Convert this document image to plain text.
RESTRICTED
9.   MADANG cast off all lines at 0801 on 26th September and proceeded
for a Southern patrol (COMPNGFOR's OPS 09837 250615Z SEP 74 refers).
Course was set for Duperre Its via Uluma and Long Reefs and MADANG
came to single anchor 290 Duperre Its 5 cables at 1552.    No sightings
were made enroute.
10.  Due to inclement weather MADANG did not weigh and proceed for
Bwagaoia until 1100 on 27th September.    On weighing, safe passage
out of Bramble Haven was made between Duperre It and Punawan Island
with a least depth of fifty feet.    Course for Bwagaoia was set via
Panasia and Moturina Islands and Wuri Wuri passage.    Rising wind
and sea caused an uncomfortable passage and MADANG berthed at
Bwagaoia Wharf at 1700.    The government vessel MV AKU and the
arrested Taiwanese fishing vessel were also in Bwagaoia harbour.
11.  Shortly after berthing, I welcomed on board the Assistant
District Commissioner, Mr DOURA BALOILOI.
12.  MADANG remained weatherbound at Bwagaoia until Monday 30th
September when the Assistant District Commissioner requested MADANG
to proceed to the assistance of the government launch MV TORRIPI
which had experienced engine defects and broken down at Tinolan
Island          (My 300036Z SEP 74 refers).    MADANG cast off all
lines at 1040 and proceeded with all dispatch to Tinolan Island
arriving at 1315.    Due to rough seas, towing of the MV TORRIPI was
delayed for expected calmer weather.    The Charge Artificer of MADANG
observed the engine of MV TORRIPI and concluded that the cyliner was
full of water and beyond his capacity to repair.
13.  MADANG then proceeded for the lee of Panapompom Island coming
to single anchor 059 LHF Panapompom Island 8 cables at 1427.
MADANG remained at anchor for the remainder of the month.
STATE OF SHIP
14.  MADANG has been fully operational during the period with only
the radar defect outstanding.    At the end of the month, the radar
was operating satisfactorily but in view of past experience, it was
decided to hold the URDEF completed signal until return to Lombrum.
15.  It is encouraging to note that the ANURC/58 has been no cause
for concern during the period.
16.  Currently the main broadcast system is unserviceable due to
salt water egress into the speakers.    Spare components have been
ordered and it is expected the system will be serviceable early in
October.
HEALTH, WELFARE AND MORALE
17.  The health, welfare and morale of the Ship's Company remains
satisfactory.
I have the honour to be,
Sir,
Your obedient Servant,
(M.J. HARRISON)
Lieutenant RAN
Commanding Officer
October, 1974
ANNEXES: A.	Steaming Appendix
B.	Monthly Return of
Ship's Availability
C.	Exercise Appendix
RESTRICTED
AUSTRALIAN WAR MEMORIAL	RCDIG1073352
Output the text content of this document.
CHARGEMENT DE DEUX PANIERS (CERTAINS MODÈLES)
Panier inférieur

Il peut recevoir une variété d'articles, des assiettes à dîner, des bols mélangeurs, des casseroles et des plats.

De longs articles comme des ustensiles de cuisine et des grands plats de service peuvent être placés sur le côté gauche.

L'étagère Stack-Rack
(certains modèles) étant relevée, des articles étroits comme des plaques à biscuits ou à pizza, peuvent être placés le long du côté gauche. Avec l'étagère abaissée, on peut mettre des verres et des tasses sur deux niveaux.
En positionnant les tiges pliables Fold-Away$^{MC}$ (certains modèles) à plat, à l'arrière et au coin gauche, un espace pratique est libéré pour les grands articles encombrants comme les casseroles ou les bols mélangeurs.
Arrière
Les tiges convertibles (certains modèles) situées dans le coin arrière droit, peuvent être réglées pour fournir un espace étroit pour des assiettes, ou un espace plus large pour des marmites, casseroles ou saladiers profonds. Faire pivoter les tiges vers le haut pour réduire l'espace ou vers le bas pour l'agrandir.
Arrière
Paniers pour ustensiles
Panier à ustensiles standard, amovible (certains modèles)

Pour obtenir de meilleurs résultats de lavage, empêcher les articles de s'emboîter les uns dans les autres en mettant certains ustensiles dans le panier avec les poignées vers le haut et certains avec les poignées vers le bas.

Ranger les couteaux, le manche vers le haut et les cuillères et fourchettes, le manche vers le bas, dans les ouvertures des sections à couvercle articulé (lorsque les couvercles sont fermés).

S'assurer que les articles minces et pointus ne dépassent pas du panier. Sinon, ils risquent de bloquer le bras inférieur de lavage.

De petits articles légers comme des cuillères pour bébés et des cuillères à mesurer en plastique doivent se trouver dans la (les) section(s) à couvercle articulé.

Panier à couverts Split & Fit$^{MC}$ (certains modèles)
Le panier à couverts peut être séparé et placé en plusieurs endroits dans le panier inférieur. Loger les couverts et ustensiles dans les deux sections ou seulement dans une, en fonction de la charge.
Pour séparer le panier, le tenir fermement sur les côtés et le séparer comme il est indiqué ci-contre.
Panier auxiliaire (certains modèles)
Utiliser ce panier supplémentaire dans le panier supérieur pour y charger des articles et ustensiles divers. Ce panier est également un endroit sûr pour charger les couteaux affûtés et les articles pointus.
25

DIRECTION: Using the entries above, find all lines with "system". Copy them.

EXERCISE ANSWER:
16.  Currently the main broadcast system is unserviceable due to
ordered and it is expected the system will be serviceable early in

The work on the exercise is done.